- WRITTEN INSTRUCTION -
Of the lines below, count those containing the word "Internet". Reply with the number alone.

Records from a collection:
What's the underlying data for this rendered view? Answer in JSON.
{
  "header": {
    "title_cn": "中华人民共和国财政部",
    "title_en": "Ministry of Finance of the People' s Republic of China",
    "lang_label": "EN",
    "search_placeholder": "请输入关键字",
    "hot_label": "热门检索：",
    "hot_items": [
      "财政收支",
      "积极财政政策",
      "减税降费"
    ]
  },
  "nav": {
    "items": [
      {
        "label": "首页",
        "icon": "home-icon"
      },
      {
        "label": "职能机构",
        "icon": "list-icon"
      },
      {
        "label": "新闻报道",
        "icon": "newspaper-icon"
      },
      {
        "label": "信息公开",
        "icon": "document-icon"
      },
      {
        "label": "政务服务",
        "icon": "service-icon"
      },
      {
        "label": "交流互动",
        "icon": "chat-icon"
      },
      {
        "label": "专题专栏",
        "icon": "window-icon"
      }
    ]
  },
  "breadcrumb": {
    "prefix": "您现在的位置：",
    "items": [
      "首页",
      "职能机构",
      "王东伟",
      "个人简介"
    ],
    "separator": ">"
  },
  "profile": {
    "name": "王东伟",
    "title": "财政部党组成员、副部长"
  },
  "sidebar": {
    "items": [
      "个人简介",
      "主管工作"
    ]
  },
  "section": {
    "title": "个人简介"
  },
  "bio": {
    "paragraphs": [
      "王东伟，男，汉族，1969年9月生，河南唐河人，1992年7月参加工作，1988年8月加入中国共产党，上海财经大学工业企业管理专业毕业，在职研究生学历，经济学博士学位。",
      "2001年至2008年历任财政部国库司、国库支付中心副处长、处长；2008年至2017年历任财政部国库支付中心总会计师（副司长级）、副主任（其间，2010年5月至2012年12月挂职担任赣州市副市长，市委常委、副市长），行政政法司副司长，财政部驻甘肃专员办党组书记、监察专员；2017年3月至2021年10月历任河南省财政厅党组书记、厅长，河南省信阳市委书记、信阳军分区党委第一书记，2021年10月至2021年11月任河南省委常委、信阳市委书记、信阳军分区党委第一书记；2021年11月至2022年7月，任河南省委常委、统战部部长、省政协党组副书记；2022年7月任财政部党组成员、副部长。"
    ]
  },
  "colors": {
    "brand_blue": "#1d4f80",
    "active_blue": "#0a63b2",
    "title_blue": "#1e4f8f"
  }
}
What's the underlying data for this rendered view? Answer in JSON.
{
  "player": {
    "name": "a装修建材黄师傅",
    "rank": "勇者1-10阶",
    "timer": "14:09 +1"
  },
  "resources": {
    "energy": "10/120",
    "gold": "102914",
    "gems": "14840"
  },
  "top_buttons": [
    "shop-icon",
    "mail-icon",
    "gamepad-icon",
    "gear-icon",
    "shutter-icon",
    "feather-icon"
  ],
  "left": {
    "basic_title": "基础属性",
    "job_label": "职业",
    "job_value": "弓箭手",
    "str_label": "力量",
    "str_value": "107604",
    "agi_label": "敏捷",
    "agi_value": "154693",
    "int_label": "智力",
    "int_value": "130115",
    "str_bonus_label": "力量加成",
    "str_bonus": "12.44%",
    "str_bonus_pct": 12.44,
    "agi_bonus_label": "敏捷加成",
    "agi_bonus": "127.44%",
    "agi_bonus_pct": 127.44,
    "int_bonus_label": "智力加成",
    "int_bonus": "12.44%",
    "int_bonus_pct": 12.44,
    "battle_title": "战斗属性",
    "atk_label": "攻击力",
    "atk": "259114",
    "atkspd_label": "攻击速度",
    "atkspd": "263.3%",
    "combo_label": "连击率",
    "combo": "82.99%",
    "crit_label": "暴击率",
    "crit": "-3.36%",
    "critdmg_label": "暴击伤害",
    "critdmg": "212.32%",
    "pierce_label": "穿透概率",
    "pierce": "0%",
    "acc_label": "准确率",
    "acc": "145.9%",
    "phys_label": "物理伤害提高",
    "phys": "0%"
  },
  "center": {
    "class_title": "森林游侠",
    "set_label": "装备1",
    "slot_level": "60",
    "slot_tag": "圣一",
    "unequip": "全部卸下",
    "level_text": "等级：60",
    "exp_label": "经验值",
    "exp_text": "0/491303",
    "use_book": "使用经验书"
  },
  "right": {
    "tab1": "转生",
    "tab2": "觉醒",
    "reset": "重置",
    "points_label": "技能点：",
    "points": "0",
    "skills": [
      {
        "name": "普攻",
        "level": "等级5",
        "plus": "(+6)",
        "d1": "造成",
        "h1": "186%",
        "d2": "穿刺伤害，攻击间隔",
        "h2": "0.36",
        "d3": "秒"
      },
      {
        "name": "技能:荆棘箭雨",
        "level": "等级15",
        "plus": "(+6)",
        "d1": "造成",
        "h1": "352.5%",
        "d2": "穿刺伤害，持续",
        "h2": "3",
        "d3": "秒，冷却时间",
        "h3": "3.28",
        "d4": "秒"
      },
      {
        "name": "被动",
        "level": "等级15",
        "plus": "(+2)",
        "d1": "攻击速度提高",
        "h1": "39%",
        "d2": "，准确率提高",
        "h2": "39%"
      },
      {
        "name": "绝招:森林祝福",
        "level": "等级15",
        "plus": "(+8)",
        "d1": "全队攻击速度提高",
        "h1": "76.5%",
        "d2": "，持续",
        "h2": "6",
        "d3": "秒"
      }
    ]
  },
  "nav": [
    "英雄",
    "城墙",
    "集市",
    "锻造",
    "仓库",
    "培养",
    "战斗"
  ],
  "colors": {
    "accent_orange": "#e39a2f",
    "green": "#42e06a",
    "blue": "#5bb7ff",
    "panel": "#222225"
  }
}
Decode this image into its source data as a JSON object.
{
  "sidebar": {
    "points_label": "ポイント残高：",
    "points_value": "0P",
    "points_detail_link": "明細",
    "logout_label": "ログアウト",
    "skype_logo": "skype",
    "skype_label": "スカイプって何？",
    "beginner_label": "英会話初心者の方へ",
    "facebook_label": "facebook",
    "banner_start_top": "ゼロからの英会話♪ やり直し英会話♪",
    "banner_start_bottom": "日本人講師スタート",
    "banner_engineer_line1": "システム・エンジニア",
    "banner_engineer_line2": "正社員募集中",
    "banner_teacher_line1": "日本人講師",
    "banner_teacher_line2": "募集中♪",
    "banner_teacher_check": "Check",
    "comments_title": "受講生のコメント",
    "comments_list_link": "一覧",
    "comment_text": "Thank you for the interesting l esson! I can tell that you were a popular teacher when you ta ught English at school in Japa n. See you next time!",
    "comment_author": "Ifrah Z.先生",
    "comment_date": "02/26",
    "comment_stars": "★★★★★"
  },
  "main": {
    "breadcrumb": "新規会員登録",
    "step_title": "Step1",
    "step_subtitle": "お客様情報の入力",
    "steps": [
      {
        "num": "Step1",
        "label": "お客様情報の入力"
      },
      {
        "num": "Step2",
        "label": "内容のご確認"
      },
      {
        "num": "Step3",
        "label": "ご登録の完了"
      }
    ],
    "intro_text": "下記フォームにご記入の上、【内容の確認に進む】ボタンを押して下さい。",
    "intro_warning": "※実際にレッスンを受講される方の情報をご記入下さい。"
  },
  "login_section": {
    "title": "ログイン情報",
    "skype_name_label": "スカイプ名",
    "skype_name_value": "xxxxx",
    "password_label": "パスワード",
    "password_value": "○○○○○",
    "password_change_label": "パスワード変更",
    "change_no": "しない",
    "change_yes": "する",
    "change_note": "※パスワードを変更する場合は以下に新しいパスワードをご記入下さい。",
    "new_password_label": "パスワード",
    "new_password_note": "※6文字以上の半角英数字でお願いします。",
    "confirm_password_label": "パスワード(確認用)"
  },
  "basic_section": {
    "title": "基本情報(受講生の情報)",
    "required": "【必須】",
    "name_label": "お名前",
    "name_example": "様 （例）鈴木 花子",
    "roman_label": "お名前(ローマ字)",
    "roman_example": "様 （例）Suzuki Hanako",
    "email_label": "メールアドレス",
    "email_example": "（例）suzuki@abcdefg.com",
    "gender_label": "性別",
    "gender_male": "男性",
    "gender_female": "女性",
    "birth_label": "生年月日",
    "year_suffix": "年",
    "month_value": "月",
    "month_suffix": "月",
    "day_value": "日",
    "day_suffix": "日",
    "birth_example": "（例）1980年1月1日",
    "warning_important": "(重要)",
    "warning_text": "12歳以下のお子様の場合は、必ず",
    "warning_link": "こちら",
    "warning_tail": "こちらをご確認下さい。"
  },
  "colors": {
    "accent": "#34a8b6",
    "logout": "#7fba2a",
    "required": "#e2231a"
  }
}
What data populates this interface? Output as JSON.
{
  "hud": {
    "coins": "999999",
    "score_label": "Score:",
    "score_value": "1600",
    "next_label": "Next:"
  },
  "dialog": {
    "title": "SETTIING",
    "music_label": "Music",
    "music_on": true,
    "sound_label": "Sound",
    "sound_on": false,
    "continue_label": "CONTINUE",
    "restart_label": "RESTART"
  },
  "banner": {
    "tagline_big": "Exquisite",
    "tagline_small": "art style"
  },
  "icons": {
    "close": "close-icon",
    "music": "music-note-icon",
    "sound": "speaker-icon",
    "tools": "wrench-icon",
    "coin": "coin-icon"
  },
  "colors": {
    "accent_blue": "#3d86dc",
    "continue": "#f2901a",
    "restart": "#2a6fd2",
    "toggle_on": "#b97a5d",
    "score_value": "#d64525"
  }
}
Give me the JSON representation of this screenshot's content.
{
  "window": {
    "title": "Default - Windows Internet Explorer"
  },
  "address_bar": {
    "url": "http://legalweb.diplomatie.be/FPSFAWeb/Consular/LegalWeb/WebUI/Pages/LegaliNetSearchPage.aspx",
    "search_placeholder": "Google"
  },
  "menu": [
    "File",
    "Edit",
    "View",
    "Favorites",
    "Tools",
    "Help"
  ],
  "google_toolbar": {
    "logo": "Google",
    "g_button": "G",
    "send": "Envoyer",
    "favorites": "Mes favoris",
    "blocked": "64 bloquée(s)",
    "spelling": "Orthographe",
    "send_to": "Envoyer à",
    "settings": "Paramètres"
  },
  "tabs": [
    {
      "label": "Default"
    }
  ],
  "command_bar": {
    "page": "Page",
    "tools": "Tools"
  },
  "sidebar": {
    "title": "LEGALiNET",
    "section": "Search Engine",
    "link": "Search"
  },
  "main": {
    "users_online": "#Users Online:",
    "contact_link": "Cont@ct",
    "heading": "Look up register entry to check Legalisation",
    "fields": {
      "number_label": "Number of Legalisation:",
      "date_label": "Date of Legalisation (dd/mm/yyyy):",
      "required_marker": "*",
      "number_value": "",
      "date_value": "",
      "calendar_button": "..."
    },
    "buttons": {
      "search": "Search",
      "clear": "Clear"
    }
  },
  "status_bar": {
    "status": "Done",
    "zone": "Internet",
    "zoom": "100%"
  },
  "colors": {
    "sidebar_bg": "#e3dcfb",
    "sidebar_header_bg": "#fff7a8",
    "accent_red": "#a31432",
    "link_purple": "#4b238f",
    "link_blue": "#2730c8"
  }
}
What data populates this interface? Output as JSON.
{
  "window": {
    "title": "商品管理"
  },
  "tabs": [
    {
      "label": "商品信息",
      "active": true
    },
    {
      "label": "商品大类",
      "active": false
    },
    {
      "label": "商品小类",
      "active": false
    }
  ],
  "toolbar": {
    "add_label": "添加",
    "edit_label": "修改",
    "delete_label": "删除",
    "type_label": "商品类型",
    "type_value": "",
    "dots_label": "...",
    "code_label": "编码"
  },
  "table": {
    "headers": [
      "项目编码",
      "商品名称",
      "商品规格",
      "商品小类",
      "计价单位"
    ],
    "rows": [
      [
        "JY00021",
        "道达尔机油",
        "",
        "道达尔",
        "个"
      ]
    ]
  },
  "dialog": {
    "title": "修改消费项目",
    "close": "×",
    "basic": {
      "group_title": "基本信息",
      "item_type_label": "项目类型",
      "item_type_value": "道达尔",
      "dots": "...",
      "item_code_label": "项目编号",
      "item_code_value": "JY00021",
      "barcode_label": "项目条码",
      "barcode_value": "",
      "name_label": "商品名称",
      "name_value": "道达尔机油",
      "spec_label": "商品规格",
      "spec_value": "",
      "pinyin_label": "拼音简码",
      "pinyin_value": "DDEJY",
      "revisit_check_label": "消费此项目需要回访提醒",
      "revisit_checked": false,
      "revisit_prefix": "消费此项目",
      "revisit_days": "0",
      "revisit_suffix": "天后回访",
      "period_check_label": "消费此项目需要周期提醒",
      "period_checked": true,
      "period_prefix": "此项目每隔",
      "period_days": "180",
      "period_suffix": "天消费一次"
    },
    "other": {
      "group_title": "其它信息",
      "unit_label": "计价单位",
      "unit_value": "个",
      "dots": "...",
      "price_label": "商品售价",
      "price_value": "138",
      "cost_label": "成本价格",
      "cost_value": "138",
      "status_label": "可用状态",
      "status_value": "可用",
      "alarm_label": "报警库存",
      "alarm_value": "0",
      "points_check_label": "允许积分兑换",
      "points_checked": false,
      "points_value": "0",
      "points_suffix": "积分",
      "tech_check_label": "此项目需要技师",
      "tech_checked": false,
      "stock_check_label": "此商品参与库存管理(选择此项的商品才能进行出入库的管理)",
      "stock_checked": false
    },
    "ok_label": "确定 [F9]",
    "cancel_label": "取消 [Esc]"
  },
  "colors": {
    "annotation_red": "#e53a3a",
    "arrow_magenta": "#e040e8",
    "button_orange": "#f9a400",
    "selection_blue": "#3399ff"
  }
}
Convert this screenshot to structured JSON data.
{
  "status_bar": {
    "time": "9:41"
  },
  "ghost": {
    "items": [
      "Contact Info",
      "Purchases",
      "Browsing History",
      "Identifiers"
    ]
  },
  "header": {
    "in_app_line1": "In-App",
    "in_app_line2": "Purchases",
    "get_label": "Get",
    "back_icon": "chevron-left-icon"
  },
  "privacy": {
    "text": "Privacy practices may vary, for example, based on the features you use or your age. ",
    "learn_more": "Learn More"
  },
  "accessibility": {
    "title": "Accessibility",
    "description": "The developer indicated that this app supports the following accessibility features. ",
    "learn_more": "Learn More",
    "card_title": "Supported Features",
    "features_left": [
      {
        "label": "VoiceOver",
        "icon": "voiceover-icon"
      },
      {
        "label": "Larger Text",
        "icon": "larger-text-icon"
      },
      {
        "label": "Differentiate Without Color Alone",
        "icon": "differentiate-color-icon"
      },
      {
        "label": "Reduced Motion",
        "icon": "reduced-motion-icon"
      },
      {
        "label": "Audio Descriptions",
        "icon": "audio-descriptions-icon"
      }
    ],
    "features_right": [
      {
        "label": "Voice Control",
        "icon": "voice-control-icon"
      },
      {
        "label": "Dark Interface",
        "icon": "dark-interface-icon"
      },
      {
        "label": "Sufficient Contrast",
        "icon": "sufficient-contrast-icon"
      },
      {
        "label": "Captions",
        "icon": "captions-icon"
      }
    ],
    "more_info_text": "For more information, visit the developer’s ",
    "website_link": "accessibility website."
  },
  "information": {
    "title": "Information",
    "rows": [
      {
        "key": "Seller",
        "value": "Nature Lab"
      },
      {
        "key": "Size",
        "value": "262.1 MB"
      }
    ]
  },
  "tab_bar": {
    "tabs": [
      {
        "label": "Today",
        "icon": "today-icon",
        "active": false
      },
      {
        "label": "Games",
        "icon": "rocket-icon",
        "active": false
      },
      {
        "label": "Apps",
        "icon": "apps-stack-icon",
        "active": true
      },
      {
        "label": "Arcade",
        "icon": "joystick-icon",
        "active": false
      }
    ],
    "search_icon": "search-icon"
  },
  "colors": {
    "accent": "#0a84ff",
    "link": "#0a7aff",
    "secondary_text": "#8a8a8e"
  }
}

- COMPLETE RESPONSE -
2